EXERCISE :: Extract each line of the records below that contains the word "string".

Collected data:
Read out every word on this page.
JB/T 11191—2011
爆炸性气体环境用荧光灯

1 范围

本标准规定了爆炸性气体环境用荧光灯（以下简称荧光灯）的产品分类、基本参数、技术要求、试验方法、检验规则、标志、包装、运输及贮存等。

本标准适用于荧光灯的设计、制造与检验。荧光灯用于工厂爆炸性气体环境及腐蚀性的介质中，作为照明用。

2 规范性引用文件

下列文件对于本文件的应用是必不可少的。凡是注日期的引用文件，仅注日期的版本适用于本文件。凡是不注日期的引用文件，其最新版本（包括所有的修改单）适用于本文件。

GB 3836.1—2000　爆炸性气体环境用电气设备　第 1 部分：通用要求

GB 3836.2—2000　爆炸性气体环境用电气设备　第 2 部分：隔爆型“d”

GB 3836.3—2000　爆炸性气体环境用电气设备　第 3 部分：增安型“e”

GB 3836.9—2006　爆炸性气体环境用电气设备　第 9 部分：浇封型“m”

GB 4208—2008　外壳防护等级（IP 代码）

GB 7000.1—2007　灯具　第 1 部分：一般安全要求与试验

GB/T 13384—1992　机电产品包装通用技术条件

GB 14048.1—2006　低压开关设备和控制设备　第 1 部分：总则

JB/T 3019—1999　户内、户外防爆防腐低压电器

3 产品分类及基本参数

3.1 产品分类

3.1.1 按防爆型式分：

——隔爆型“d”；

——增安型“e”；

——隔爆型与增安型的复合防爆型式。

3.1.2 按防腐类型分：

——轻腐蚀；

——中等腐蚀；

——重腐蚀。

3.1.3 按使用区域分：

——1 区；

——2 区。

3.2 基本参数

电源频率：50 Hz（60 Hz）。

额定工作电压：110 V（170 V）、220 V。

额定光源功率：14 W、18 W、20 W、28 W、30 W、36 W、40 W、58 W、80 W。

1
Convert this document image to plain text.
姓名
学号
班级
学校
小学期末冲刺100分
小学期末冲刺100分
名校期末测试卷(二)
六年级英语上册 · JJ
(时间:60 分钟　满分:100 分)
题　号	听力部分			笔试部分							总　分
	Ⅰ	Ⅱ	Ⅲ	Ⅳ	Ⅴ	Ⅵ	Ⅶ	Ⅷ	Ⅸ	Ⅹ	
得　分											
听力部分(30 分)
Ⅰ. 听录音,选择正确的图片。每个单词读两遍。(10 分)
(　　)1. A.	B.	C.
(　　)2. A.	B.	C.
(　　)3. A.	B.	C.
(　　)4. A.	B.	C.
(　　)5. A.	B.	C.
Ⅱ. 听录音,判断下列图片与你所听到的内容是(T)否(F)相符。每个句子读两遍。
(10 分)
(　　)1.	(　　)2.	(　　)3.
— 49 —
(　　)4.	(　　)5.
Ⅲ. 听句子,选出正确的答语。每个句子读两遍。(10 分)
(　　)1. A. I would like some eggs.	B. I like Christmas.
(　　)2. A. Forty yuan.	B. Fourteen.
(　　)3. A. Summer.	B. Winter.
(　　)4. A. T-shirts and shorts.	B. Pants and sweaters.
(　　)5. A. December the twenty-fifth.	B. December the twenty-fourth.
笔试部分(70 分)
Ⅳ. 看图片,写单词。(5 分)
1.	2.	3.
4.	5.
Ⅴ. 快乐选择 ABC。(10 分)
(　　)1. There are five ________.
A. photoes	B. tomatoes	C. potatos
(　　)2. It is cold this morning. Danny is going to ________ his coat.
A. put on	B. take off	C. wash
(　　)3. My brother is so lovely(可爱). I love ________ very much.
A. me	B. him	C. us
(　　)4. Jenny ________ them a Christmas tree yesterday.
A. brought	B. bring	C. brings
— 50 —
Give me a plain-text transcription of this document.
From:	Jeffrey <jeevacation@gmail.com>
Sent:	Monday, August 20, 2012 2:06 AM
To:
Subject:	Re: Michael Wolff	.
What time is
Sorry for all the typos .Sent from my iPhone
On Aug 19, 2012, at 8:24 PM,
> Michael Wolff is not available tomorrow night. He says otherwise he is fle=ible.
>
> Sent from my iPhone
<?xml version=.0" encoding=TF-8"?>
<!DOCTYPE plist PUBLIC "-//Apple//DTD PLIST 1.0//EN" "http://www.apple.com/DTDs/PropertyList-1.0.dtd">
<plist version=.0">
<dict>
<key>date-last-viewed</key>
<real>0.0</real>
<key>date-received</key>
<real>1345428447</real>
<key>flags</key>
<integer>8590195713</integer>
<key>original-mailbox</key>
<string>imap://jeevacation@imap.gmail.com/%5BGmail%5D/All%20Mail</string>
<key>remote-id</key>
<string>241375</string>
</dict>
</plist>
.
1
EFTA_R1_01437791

FULL SOLUTION ::
<string>imap://jeevacation@imap.gmail.com/%5BGmail%5D/All%20Mail</string>
<string>241375</string>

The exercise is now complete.